▶ **本文**
___

2016年05月30日
奥多摩 御嶽山、大岳山、馬頭刈尾根を歩きました。2016年5月。
2016年5月29日(日)、奥多摩を歩いてきました。
ホリデー快速奥多摩3号に乗り、御嶽駅下車。
駅前の横断歩道を渡り、左へいくと「ケーブル下」へのバス停です。
10分ほどバスに乗ると終点「ケーブル下」。
バス停からケーブル駅まで、舗装された上り坂です。
この坂道をつらく長く感じる朝もあるのですが、今回はかなり短く感じたので体調が良いのでしょう。
ケーブルカーは大人片道ならばSuicaで乗車可能です。
さて、ケーブル山頂駅。9:30。
ここから、まずは御嶽神社を目指します。
舗装された遊歩道ですが、ここの坂道もきつい。
神社への階段もきつい。
観光客も多いのですが、御嶽神社周辺は結構体力を使う場所です。
ともあれ参拝も済ませ、階段の途中にある近道からロックガーデンへ。
奥多摩の人気のある山は、若い人も多いです。
私の前を行く若い女の子の2人連れは、小走りに先に行っては、互いに写真を撮りあっていました。
その度に、両手を広げたり片足を上げたり楽しそうなポーズをとります。
何度も何度もそれを繰り返します。
山を歩きに来たんだか、自分たちの写真を撮りに来たんだか、わからないなあ。
(´_ゝ`)
小走りになって時間を作り、後ろの人の歩行の邪魔にならないよう配慮しているところなど、マナーの良い子たちで、特に文句はないのですが。
若い女の子のインスタグラムの後ろに半笑いのおばさんが見切れているのを見かけたら、私だと思ってください。

___

▶ **課題 1**
本文で、筆者が今回は体調が良いのだろうと判断したのはなぜか、1〜3文で説明してください。
本文とデータの行は、互いに関係のない別々の資料です。

▶ **コレクションの保存項目**
___

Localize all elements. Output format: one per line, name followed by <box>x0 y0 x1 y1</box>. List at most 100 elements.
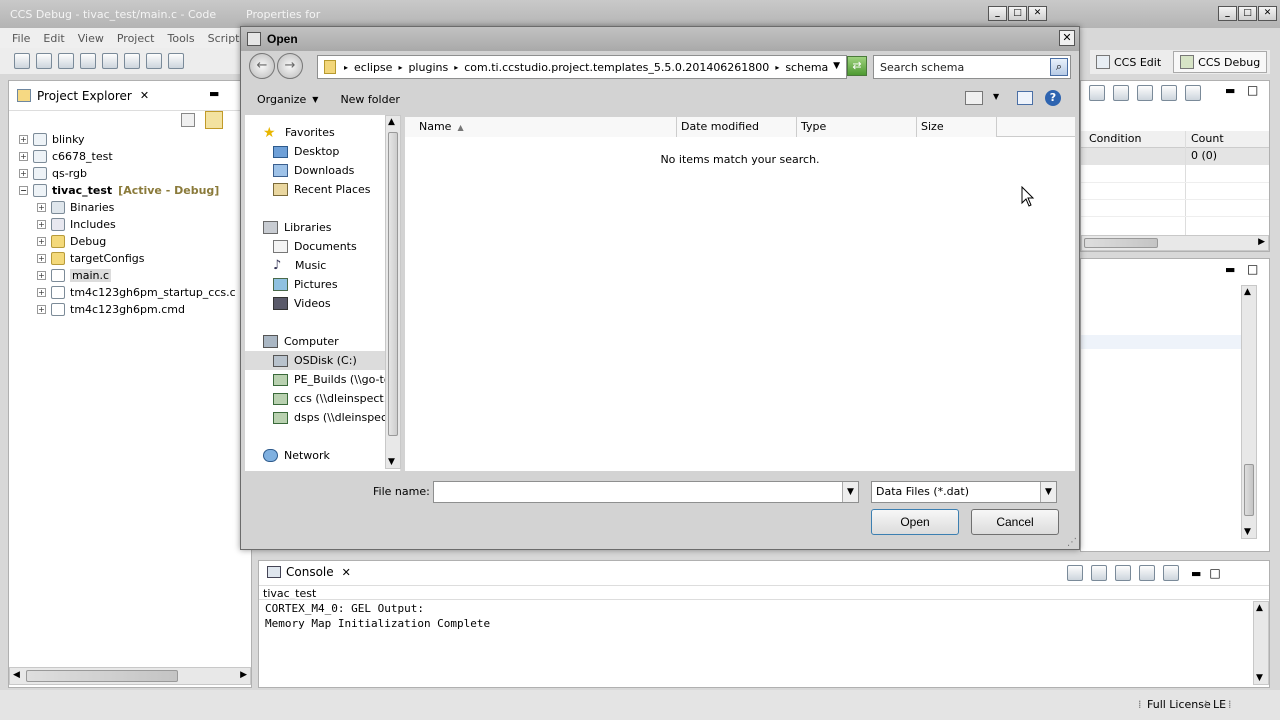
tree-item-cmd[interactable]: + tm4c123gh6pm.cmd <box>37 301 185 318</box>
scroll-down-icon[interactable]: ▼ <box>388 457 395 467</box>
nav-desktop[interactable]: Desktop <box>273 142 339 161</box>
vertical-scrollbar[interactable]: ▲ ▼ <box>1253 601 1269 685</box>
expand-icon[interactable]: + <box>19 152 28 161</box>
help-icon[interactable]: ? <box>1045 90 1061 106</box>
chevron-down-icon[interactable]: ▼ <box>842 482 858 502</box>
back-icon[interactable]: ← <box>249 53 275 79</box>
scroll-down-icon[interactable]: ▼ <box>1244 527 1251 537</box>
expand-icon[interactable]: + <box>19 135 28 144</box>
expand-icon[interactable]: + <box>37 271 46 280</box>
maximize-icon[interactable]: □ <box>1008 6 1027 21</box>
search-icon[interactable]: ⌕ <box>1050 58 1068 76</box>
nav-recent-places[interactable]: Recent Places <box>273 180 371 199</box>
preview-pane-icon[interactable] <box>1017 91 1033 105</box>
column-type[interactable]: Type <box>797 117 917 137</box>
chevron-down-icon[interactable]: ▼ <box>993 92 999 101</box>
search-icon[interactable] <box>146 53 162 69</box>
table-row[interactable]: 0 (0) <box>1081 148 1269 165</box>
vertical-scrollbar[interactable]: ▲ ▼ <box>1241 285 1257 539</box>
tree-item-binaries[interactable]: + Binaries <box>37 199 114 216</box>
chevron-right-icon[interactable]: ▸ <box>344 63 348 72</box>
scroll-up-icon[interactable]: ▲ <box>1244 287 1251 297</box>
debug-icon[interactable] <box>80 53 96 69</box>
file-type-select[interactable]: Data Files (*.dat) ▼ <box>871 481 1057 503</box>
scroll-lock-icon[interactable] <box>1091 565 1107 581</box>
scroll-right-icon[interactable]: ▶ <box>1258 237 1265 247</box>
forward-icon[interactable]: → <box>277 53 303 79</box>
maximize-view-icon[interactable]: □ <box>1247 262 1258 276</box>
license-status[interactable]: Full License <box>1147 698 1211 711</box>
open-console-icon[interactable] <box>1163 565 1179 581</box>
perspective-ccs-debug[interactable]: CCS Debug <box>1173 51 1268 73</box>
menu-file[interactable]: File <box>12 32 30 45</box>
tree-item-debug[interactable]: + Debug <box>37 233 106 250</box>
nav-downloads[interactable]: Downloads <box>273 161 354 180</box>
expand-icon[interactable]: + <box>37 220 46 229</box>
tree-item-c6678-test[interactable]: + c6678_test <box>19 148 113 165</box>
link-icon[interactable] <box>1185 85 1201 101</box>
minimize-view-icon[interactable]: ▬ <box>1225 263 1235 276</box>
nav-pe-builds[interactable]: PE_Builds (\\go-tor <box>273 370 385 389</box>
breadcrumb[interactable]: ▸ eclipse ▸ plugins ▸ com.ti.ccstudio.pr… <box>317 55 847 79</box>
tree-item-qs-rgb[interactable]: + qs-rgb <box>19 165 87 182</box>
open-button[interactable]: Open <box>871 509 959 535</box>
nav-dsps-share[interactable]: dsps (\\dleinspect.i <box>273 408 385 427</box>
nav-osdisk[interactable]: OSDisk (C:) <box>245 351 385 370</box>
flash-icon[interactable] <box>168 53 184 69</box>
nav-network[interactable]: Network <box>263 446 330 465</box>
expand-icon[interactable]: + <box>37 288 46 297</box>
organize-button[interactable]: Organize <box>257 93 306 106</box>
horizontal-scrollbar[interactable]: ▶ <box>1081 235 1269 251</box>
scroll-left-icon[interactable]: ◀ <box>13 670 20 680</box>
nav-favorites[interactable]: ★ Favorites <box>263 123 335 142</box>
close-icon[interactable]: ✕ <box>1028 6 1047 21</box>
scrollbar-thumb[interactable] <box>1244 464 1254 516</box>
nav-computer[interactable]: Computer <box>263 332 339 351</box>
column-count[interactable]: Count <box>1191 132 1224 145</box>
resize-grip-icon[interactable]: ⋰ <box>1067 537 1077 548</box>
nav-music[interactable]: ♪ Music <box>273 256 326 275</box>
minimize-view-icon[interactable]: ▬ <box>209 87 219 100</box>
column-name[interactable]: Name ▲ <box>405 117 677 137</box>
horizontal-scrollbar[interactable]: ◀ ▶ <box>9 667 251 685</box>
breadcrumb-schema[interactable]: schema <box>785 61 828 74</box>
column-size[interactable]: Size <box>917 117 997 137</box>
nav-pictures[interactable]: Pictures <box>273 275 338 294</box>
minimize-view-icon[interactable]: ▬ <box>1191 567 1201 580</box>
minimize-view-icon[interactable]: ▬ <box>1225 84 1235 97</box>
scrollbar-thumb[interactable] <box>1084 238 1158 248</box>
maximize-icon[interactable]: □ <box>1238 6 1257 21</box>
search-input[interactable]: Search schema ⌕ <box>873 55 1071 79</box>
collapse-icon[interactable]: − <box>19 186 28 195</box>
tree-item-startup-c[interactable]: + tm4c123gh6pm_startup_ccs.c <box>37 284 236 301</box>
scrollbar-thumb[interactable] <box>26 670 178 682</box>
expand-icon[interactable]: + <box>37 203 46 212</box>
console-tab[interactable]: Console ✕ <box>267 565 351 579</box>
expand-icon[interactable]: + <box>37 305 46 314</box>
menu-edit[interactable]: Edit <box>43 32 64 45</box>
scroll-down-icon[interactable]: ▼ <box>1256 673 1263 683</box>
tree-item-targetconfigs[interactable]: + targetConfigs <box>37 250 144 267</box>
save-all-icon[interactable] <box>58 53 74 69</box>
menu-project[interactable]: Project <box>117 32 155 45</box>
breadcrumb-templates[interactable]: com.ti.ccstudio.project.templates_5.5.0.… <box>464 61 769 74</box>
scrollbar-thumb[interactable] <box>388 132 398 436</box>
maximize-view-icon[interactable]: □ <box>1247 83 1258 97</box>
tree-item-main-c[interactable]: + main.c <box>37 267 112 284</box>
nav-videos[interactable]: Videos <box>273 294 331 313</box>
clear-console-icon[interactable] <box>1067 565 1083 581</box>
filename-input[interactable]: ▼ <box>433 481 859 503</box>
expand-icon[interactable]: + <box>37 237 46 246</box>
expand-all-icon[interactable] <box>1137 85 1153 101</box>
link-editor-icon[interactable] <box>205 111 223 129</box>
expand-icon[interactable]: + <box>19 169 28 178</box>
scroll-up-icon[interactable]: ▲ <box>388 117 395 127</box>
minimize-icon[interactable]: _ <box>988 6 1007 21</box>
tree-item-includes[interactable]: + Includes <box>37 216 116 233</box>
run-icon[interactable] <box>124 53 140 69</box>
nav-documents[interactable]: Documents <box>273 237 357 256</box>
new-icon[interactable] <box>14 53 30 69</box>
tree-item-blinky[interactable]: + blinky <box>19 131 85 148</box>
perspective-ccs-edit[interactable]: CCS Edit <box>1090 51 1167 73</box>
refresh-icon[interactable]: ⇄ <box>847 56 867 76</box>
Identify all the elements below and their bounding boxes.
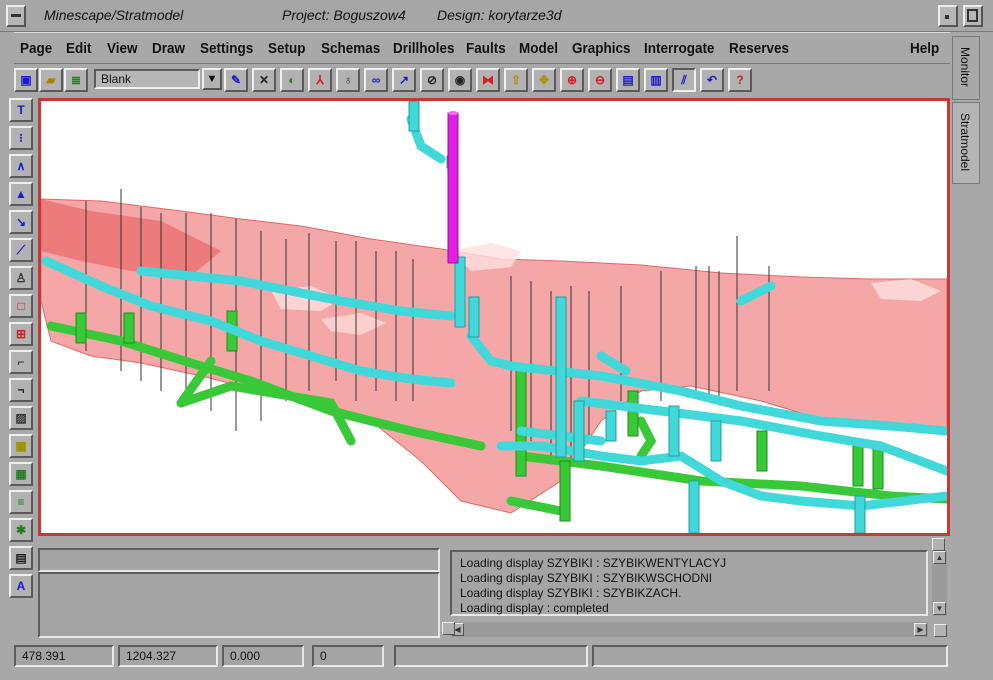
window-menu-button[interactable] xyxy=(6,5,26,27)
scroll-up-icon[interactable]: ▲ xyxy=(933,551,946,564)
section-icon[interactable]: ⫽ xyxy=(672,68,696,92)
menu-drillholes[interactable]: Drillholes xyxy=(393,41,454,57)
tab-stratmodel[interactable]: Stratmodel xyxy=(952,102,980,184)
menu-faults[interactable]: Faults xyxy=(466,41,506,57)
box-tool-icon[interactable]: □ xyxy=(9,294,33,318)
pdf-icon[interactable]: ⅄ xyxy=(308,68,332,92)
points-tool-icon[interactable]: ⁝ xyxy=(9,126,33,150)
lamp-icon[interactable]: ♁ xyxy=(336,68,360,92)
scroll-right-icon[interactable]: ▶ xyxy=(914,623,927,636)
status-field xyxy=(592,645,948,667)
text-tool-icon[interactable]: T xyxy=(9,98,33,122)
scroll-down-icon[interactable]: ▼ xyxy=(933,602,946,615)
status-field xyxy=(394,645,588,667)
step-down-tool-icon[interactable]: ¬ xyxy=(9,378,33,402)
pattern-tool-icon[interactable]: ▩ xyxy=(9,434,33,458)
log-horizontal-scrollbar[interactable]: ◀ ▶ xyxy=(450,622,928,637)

___

▶ **課題 2**
データの行のうち、「window-menu-button[interactable] xyxy=(6,5,26,27)」を含む行から始めて「status-field xyxy=(394,645,588,667)」を含む行までを、両端も含めて番号付きリストに整えてください。空行は除きます。

▶ **解答 1**
バス停からケーブル駅までの舗装された上り坂は、朝によってはつらく長く感じることもあります。しかし今回はかなり短く感じたため、筆者は体調が良いのだろうと考えました。

▶ **解答 2**
1. window-menu-button[interactable] xyxy=(6,5,26,27)
2. scroll-up-icon[interactable]: ▲ xyxy=(933,551,946,564)
3. section-icon[interactable]: ⫽ xyxy=(672,68,696,92)
4. menu-drillholes[interactable]: Drillholes xyxy=(393,41,454,57)
5. tab-stratmodel[interactable]: Stratmodel xyxy=(952,102,980,184)
6. menu-faults[interactable]: Faults xyxy=(466,41,506,57)
7. box-tool-icon[interactable]: □ xyxy=(9,294,33,318)
8. pdf-icon[interactable]: ⅄ xyxy=(308,68,332,92)
9. points-tool-icon[interactable]: ⁝ xyxy=(9,126,33,150)
10. lamp-icon[interactable]: ♁ xyxy=(336,68,360,92)
11. scroll-right-icon[interactable]: ▶ xyxy=(914,623,927,636)
12. status-field xyxy=(592,645,948,667)
13. text-tool-icon[interactable]: T xyxy=(9,98,33,122)
14. scroll-down-icon[interactable]: ▼ xyxy=(933,602,946,615)
15. status-field xyxy=(394,645,588,667)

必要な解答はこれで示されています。